Provided data —
==*==
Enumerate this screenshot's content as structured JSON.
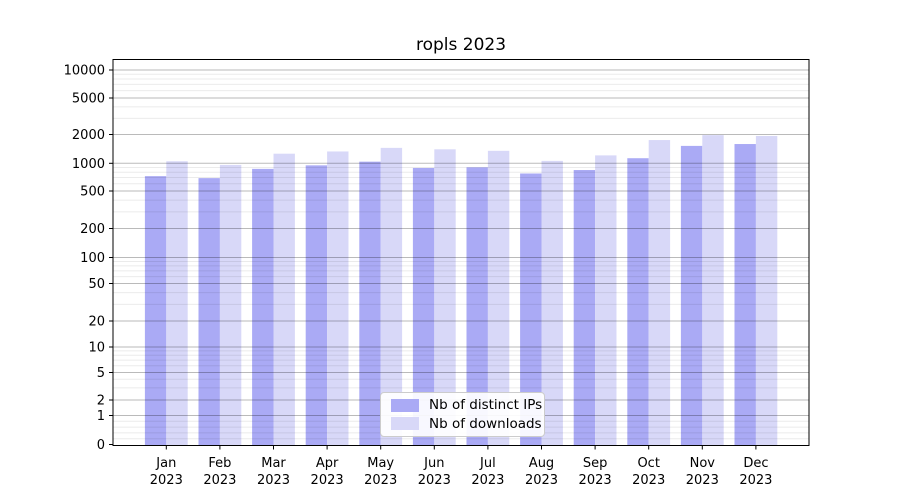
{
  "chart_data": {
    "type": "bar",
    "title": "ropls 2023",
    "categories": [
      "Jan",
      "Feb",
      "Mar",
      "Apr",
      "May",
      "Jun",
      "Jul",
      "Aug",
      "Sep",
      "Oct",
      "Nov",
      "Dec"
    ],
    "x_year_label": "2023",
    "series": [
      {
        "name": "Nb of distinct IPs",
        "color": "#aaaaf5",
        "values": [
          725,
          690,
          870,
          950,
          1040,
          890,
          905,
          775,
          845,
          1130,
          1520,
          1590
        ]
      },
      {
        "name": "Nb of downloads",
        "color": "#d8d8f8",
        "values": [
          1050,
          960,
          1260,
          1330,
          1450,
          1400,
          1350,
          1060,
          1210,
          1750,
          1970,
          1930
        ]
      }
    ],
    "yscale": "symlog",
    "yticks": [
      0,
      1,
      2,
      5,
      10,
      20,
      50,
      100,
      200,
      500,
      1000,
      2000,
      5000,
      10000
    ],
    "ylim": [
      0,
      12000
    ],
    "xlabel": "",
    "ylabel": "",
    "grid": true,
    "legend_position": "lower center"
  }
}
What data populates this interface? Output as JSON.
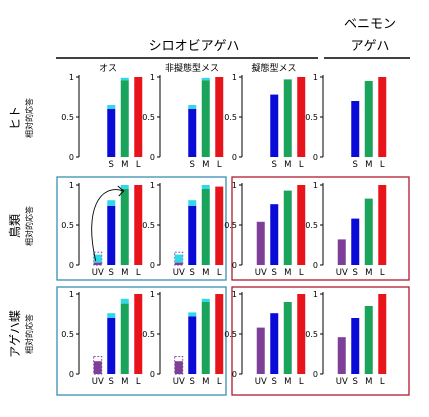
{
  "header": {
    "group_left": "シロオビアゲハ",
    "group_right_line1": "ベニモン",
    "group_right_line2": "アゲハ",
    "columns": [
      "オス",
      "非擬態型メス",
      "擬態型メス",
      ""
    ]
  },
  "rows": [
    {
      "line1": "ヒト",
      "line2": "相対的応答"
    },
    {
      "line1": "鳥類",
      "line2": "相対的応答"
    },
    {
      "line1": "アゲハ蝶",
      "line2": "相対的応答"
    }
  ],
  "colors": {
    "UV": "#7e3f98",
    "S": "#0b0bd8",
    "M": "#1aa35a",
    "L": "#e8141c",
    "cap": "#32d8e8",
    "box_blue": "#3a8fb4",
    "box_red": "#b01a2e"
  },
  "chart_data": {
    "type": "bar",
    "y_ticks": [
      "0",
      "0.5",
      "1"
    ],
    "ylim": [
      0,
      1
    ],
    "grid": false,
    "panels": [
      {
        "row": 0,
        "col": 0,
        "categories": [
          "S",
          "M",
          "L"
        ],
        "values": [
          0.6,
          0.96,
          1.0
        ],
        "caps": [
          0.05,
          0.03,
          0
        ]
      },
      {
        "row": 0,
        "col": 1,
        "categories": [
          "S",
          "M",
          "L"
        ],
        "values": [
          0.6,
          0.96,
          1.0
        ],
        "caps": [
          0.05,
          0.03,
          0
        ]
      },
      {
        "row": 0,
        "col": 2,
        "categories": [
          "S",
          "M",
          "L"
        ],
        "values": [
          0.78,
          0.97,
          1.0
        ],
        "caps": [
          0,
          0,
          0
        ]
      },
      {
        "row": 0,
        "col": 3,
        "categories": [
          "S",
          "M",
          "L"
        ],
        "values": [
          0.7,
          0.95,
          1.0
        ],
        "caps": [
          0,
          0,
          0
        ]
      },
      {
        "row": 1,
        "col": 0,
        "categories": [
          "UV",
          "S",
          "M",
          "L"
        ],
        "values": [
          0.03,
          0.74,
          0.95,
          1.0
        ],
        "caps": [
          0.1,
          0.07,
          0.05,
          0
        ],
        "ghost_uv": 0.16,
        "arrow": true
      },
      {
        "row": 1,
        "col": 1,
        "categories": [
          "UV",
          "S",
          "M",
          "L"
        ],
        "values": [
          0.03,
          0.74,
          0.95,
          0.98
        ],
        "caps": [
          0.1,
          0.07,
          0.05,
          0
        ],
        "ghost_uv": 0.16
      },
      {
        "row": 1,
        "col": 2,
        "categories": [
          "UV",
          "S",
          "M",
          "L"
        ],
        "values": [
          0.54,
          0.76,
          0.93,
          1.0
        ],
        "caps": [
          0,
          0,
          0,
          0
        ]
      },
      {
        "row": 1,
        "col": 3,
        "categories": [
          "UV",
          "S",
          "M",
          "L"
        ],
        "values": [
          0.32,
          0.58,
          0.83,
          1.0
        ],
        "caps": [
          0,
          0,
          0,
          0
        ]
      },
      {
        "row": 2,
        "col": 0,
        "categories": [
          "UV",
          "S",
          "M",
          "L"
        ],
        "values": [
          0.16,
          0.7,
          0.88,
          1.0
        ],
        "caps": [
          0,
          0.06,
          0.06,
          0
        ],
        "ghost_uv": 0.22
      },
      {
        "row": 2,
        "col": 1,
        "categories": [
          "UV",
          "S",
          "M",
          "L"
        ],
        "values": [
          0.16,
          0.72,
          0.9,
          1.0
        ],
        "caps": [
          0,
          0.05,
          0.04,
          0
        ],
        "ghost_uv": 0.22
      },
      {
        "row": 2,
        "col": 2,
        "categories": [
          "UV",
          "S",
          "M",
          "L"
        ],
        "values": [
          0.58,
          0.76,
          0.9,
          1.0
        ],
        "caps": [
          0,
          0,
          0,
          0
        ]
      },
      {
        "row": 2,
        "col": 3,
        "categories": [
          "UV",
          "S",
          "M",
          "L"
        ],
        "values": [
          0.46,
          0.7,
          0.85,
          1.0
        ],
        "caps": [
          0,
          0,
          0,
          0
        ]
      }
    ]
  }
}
==*==
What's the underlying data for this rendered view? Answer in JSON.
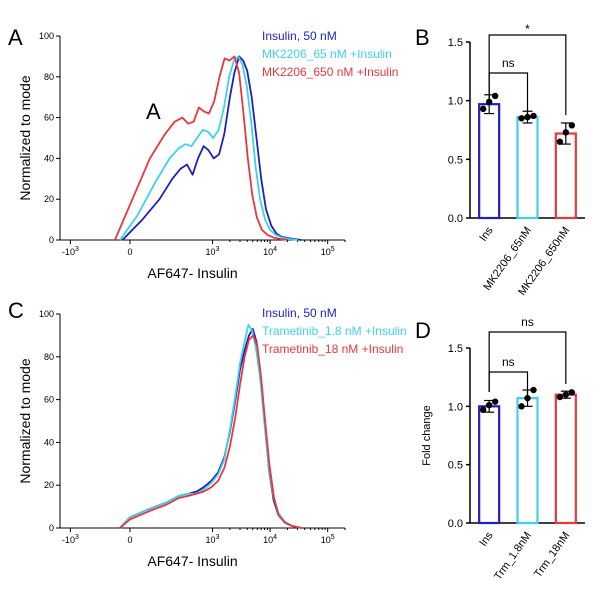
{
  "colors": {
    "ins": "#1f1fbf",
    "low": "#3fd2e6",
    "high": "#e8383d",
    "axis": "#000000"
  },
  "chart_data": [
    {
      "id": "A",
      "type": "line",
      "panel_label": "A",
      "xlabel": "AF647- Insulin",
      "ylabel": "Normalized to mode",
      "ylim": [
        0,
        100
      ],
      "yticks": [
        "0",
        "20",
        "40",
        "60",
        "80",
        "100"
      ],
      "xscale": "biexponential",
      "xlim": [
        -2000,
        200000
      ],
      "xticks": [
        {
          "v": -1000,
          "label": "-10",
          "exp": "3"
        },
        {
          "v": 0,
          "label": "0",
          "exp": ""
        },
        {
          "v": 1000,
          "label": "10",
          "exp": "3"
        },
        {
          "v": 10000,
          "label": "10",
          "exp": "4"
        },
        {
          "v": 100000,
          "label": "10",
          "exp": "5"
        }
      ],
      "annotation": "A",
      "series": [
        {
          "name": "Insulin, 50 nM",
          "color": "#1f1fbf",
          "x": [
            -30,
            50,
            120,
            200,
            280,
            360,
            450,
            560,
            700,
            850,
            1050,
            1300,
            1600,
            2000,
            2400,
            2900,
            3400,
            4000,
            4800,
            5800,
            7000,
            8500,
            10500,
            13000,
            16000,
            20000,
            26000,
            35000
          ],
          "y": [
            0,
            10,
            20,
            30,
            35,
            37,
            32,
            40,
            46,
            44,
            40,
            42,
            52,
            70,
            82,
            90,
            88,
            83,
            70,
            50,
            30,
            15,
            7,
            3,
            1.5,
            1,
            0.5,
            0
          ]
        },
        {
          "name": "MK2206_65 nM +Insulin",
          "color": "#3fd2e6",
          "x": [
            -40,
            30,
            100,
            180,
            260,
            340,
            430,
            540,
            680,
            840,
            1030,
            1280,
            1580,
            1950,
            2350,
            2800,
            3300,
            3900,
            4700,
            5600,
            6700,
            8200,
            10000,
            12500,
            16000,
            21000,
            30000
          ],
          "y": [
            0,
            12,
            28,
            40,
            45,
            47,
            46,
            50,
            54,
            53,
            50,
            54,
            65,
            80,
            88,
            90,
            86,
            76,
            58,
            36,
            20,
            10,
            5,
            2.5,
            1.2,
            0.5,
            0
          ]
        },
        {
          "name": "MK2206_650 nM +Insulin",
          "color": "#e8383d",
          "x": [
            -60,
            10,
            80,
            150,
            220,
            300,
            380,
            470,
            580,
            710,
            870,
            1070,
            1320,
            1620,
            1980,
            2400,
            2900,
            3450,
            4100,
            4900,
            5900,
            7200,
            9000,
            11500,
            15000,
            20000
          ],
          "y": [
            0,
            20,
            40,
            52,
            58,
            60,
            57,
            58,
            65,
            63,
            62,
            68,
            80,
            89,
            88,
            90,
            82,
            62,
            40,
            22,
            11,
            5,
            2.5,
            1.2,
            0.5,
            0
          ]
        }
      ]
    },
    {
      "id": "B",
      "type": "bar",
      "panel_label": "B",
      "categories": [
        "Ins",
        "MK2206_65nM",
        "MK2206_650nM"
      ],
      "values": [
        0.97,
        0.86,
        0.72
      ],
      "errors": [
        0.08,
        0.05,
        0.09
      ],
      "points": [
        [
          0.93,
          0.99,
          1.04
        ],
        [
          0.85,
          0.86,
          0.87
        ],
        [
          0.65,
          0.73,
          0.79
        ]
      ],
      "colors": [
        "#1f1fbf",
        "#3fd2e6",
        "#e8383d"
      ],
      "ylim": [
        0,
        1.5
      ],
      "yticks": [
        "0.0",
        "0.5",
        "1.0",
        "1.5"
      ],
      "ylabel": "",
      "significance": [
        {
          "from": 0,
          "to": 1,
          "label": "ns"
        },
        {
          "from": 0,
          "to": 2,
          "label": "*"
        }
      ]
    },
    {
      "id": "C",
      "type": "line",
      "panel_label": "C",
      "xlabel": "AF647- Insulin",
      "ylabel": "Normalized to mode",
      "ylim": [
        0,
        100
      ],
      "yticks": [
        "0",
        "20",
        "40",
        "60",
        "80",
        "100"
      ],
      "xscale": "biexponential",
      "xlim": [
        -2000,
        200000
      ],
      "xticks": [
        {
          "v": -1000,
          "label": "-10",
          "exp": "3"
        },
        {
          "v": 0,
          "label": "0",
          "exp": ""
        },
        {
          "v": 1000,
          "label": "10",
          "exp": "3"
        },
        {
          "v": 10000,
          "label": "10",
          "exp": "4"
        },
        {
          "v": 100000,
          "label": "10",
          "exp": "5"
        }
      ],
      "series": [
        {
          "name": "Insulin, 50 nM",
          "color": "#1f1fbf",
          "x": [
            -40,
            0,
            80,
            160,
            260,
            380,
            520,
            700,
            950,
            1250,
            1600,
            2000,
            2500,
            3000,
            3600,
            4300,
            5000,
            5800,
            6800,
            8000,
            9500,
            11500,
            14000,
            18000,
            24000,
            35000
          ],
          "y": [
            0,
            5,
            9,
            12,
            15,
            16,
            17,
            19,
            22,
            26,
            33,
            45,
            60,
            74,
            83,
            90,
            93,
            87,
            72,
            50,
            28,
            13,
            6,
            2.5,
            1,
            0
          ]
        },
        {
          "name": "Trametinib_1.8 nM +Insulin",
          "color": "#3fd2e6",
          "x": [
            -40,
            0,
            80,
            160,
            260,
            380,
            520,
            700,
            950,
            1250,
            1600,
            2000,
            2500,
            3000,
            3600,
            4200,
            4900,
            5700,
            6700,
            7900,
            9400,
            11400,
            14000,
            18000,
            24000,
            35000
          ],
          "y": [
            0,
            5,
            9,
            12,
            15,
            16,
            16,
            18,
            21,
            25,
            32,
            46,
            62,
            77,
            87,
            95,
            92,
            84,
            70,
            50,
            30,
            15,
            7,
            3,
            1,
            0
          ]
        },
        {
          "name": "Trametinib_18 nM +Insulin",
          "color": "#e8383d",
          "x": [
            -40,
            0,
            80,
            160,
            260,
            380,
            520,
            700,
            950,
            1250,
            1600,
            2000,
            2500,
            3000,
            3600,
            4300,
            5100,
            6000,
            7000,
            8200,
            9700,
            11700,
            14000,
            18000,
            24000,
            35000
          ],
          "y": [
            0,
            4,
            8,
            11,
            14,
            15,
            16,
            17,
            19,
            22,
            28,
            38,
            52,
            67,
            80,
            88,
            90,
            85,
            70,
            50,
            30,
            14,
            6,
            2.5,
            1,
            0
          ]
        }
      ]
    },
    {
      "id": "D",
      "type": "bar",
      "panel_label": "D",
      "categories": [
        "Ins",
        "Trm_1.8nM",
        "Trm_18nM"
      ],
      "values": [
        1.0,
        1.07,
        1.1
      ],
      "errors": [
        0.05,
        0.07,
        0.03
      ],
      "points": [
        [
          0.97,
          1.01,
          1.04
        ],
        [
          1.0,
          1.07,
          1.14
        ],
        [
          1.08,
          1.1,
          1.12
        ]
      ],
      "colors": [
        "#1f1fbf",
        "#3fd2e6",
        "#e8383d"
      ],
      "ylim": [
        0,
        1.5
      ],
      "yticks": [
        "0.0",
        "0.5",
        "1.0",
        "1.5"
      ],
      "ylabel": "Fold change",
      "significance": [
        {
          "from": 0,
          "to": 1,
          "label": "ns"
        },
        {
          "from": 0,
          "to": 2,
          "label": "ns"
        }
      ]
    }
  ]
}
==*==
The exercise — Pull out every line holding "this" from the records above, and copy it.

The response —
Enumerate this screenshot's content as structured JSON.
What data populates this interface? Output as JSON.
What's the underlying data for this rendered view? Answer in JSON.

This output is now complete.